(Your goal): Identify the lines bearing the string "those" and gather them.

-------- Exercise material --------

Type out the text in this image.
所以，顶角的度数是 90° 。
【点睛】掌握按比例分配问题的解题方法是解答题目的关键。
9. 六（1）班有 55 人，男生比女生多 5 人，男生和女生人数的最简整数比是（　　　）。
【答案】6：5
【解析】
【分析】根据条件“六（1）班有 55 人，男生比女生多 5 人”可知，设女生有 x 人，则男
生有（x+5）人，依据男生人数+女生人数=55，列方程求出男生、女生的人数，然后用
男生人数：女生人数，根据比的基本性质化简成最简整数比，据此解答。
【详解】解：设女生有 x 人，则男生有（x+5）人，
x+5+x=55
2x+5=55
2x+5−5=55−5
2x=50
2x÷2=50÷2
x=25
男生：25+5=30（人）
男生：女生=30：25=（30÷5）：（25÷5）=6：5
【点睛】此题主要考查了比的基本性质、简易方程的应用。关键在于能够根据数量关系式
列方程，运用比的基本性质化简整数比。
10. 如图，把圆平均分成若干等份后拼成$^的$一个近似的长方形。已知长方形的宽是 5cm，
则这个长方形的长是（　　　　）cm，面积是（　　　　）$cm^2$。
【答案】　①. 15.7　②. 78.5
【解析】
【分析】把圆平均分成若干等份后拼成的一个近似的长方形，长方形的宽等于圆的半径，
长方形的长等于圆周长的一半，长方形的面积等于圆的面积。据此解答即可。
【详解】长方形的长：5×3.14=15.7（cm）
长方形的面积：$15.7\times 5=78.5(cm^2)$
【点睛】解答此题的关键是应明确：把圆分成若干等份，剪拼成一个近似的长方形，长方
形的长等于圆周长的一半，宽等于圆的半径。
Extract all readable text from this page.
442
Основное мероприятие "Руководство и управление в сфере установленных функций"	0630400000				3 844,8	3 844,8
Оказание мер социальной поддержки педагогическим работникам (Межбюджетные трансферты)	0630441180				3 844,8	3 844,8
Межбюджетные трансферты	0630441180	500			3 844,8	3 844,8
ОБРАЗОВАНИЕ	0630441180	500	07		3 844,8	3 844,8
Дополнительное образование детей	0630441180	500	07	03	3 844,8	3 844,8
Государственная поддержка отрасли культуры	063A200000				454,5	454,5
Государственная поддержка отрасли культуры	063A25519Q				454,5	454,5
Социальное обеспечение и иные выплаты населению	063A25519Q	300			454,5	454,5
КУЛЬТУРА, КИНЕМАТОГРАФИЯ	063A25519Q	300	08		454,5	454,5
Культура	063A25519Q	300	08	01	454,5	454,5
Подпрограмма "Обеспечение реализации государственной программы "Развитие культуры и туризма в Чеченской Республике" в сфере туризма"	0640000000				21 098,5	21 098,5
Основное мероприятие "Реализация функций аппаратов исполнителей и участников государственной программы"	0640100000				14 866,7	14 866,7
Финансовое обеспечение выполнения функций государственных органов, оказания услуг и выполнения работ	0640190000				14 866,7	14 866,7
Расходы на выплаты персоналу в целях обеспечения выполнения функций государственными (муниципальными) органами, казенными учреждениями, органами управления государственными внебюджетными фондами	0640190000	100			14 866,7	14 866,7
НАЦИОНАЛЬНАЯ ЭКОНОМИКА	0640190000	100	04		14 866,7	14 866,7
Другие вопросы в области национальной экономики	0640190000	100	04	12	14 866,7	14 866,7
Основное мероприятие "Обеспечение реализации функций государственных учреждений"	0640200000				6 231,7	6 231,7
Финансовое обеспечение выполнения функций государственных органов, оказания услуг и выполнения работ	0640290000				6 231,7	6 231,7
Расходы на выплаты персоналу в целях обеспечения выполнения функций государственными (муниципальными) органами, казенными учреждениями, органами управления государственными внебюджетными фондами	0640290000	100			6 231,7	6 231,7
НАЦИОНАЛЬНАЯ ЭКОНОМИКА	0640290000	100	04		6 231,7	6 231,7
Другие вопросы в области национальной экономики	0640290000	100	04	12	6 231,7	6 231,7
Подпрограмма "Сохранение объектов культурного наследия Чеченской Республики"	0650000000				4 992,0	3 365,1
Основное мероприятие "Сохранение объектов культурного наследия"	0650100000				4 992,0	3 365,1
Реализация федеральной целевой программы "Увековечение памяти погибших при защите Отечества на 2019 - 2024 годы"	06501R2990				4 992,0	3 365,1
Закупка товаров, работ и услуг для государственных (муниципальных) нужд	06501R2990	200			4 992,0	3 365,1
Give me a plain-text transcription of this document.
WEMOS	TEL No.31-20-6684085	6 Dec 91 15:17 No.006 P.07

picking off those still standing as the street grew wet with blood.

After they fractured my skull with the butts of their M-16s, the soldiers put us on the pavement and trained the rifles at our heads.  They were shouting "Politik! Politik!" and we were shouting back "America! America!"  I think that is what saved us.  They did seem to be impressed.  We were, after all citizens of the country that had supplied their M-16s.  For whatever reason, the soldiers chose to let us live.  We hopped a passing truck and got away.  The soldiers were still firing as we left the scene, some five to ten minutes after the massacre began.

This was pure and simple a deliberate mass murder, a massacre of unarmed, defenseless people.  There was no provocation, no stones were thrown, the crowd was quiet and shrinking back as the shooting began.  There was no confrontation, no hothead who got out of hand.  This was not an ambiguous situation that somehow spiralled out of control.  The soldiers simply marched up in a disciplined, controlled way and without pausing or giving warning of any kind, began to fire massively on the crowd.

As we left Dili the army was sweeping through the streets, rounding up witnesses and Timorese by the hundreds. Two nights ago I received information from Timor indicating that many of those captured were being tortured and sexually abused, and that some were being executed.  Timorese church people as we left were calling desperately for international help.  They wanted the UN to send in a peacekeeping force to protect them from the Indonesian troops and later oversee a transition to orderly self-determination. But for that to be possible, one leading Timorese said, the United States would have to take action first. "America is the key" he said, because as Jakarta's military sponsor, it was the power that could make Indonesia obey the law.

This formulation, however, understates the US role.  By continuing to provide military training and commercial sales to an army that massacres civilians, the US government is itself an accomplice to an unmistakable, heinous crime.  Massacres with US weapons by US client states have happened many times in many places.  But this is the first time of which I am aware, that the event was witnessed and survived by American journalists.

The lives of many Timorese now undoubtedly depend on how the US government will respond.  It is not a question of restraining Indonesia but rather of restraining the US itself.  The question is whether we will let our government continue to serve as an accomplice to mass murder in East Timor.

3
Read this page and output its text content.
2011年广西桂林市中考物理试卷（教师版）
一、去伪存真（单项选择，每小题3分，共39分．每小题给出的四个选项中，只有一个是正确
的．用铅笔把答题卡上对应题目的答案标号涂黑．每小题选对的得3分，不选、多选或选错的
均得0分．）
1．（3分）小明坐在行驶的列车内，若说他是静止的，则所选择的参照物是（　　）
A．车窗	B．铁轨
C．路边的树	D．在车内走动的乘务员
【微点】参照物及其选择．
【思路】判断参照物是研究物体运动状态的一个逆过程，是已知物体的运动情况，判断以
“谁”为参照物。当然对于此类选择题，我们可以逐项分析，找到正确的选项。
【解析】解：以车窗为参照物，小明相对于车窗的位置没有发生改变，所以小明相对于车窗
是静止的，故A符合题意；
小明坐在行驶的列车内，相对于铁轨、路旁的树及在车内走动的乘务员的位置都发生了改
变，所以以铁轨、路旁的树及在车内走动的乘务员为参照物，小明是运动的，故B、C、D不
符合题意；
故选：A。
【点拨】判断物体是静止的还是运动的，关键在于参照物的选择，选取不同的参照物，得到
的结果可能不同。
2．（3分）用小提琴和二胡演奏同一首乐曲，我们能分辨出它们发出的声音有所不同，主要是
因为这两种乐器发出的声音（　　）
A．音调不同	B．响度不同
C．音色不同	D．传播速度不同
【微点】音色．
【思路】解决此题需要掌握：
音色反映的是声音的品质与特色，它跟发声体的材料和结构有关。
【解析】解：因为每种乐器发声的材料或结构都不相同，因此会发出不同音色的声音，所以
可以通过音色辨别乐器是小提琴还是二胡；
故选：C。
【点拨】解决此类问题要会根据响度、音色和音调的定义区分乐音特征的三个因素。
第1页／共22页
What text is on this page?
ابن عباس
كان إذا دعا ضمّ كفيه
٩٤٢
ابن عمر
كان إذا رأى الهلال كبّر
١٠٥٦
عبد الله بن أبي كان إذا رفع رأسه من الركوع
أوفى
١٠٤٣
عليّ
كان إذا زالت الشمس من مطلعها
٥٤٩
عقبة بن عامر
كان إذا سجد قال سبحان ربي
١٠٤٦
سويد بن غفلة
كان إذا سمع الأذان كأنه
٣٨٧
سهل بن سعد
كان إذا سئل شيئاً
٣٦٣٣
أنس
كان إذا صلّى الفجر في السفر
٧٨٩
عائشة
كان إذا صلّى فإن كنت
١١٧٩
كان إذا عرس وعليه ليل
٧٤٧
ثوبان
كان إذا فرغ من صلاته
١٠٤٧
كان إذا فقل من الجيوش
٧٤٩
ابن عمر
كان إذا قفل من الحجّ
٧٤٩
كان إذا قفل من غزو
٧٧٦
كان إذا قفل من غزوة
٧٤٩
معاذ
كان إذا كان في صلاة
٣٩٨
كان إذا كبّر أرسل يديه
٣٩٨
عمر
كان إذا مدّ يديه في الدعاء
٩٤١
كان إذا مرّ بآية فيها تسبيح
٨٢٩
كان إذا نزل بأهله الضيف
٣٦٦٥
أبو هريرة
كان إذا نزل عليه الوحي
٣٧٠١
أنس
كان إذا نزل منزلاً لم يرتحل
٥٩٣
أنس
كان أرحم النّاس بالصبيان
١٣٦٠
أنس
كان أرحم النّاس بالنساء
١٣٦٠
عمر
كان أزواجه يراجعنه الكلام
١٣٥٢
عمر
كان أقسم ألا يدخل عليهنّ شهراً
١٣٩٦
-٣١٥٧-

--------

(Response):
picking off those still standing as the street grew wet with blood.
As we left Dili the army was sweeping through the streets, rounding up witnesses and Timorese by the hundreds. Two nights ago I received information from Timor indicating that many of those captured were being tortured and sexually abused, and that some were being executed.  Timorese church people as we left were calling desperately for international help.  They wanted the UN to send in a peacekeeping force to protect them from the Indonesian troops and later oversee a transition to orderly self-determination. But for that to be possible, one leading Timorese said, the United States would have to take action first. "America is the key" he said, because as Jakarta's military sponsor, it was the power that could make Indonesia obey the law.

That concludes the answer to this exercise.